Extract each line holding the word "than" from the entries.

— Begin Records for processing —

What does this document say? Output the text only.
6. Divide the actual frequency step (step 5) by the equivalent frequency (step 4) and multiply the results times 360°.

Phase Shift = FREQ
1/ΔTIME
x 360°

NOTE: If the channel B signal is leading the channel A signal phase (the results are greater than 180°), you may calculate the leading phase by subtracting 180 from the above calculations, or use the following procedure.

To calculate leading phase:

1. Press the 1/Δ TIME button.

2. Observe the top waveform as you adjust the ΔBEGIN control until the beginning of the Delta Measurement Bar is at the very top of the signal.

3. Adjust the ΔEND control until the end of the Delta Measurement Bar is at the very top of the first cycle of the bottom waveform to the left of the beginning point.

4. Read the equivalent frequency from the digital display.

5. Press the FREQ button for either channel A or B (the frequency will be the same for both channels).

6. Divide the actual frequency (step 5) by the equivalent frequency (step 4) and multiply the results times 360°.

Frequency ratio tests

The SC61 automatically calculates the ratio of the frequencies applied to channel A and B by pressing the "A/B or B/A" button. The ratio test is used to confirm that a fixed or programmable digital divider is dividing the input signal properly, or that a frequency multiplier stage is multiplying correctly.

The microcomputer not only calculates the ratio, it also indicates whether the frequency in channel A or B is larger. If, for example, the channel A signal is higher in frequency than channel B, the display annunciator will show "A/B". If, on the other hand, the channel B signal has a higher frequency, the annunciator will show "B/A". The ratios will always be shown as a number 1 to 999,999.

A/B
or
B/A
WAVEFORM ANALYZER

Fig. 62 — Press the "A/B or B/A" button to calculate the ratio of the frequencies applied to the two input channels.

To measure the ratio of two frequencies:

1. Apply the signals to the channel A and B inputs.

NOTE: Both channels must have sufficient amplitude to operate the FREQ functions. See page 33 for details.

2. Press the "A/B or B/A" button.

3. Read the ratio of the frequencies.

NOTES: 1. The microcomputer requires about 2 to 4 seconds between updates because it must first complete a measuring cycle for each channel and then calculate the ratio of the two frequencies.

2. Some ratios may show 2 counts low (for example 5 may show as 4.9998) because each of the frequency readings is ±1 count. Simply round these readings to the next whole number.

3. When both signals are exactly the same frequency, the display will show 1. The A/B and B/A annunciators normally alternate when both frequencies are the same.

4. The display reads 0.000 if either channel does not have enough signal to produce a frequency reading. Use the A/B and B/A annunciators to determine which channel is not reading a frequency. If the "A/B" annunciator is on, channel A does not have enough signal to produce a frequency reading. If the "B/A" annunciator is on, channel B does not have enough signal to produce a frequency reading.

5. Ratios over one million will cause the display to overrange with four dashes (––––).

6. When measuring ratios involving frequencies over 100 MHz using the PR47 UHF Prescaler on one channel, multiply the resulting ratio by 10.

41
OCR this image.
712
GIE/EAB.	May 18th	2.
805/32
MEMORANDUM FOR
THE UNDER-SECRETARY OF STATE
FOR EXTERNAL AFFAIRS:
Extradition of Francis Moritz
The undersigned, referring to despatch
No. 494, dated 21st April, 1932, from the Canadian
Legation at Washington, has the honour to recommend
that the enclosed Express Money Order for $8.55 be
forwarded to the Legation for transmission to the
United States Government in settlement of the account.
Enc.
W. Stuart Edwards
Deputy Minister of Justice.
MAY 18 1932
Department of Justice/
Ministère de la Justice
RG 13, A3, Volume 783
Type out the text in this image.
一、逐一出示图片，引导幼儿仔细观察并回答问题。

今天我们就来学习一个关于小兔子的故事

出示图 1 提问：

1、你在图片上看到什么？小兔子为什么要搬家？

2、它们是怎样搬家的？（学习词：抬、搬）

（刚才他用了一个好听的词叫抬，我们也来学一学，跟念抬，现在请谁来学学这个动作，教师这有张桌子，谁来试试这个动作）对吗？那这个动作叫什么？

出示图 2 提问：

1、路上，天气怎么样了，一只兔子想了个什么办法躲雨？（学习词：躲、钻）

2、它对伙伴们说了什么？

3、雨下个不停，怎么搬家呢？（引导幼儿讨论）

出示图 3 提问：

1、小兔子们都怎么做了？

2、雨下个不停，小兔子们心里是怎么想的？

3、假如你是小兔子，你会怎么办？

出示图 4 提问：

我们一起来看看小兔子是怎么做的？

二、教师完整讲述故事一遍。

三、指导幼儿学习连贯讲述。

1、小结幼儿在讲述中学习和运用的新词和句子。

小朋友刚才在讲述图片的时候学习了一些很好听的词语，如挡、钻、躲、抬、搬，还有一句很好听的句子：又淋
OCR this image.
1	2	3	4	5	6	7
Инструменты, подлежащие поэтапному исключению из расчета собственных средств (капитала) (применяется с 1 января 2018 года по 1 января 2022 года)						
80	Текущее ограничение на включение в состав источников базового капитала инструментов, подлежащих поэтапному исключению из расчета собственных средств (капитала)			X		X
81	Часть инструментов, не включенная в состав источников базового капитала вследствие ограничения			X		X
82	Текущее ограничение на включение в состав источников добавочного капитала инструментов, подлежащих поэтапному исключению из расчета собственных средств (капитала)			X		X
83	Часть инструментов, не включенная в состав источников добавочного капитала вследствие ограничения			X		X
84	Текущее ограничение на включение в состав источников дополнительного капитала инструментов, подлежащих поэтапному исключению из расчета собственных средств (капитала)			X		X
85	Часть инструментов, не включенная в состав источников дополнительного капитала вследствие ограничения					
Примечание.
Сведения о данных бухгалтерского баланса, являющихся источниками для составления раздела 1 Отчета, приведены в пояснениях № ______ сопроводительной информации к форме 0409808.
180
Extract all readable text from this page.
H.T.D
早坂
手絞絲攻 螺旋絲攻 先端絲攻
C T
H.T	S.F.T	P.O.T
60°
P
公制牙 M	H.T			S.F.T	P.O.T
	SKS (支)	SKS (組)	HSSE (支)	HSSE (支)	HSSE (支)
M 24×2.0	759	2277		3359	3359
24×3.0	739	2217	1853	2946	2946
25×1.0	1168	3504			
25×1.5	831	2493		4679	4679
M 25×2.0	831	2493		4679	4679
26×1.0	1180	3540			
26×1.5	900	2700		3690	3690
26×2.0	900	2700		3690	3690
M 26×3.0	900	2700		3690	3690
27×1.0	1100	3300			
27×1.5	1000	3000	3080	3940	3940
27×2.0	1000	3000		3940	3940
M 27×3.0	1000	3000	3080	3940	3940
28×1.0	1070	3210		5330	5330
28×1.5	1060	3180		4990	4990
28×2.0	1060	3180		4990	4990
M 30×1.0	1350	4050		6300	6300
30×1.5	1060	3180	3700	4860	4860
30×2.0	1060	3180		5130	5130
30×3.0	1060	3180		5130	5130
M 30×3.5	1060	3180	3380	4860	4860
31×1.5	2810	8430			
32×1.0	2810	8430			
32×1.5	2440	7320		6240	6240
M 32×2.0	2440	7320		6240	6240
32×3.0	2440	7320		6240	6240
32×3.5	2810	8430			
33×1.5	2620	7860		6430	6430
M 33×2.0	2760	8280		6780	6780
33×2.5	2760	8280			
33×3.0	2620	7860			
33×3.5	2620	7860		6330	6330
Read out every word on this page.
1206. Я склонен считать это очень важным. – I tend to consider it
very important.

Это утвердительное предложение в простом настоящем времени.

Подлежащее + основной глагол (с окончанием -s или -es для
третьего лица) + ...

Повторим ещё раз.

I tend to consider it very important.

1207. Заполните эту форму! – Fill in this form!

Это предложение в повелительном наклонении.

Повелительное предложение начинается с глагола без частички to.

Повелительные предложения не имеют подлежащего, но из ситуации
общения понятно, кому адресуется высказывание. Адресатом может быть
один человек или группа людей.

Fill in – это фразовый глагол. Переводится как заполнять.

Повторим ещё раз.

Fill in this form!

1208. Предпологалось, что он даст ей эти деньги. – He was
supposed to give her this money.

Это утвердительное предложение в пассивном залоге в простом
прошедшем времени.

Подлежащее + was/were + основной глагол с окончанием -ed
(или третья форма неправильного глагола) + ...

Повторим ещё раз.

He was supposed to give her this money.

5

— End Records for processing —

**Solution**.
NOTE: If the channel B signal is leading the channel A signal phase (the results are greater than 180°), you may calculate the leading phase by subtracting 180 from the above calculations, or use the following procedure.
The microcomputer not only calculates the ratio, it also indicates whether the frequency in channel A or B is larger. If, for example, the channel A signal is higher in frequency than channel B, the display annunciator will show "A/B". If, on the other hand, the channel B signal has a higher frequency, the annunciator will show "B/A". The ratios will always be shown as a number 1 to 999,999.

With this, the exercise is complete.